» **WHAT THE EXERCISE ASKS**: From the entries below, please gather each line containing the string "gospodarczą".

» **Collection entries**:
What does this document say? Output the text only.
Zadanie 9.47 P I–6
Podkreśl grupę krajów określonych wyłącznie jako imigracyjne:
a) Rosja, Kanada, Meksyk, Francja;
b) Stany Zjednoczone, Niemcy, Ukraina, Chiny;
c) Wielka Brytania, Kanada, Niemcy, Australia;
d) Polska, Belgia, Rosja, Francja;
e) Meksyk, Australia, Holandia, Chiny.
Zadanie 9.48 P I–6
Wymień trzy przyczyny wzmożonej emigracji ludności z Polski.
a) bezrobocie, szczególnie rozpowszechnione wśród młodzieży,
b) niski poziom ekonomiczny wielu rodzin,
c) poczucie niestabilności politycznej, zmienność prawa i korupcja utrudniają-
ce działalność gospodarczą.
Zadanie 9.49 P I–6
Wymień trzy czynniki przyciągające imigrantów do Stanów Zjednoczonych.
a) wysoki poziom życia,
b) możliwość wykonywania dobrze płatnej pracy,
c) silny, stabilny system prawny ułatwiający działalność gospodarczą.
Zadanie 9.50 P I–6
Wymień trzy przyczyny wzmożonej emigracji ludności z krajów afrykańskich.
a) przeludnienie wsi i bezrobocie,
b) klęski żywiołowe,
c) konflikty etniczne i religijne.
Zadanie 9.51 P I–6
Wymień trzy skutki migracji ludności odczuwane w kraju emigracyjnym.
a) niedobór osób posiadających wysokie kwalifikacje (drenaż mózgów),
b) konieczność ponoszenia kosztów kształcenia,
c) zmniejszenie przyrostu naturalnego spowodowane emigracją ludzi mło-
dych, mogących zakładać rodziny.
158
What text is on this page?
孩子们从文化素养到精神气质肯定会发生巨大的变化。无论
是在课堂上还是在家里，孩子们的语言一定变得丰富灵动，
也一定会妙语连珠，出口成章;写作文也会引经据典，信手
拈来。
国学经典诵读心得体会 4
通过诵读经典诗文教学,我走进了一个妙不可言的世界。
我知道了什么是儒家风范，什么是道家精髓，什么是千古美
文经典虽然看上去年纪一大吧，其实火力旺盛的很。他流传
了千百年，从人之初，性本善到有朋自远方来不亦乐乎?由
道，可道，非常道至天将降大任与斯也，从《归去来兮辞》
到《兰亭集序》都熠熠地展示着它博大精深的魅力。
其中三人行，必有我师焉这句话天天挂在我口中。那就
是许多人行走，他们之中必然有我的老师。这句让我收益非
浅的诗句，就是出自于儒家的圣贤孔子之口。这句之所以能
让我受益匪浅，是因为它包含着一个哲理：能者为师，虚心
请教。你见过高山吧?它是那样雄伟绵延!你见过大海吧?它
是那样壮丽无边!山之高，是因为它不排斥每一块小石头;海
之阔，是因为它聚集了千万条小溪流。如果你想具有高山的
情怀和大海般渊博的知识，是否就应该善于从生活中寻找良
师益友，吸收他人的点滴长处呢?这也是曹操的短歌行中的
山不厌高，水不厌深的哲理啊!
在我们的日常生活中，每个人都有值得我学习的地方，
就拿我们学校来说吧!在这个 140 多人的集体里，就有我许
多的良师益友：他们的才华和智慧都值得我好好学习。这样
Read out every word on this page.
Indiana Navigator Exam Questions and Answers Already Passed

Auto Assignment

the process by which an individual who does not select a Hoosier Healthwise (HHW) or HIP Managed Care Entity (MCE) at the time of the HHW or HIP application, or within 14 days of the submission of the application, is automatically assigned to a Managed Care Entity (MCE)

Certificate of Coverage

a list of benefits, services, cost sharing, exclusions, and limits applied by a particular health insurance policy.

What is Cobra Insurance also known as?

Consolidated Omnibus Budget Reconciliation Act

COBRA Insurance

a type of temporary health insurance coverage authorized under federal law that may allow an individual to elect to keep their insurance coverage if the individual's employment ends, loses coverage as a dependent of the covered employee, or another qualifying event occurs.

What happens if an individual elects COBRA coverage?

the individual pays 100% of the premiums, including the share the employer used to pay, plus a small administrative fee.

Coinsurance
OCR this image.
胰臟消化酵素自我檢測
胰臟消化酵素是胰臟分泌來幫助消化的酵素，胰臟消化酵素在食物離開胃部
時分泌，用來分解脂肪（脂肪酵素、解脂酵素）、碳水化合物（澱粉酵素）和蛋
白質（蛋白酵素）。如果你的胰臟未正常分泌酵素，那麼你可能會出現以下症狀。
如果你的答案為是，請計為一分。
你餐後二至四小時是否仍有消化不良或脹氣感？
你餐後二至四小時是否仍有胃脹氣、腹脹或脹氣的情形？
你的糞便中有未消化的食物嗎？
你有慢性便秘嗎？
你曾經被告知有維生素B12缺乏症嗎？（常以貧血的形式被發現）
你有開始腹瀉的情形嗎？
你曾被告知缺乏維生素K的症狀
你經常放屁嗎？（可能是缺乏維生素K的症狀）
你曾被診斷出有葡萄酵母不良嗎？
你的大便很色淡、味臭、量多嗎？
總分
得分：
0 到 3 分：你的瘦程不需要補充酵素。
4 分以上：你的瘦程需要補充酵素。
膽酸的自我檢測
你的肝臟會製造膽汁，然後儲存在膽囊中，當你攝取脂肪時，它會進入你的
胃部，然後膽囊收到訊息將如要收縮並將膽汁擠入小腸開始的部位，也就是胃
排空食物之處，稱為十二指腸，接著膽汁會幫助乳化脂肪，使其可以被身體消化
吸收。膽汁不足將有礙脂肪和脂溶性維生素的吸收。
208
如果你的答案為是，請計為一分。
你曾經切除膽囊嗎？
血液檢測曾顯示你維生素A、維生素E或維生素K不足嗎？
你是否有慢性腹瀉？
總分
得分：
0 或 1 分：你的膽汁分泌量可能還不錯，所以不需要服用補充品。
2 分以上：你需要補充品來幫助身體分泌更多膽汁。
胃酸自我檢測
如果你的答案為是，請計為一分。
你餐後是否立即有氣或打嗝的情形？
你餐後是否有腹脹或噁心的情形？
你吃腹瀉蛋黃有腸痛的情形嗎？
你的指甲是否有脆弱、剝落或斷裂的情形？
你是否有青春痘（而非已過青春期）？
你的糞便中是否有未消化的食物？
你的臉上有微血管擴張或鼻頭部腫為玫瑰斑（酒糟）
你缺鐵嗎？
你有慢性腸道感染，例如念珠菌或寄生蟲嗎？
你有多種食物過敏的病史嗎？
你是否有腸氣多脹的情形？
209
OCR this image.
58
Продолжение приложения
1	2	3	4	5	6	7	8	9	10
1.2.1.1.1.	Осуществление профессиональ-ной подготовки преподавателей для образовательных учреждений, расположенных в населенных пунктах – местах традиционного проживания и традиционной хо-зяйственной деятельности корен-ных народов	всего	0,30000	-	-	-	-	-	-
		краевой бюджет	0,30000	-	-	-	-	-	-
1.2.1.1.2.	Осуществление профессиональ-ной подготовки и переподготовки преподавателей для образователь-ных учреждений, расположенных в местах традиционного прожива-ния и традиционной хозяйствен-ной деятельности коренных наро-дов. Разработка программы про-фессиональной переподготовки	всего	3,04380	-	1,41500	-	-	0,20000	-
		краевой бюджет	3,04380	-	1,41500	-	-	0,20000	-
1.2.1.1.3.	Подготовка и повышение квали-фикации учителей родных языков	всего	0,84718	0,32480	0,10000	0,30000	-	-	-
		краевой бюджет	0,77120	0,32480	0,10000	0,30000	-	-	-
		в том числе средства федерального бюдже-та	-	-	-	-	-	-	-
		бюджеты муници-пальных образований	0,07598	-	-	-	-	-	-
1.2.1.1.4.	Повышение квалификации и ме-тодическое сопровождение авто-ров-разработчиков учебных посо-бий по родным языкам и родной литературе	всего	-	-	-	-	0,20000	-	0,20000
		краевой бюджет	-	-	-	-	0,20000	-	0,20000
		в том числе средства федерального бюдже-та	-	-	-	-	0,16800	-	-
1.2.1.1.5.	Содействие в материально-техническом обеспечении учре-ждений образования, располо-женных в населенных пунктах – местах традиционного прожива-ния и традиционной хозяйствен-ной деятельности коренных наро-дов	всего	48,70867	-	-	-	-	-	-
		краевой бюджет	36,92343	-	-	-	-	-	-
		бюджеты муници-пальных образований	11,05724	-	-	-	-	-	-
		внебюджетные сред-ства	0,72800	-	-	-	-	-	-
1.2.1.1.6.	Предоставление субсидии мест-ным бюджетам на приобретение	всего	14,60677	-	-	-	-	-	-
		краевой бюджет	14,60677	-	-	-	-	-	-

» **REPLY**:
ce działalność gospodarczą.
c) silny, stabilny system prawny ułatwiający działalność gospodarczą.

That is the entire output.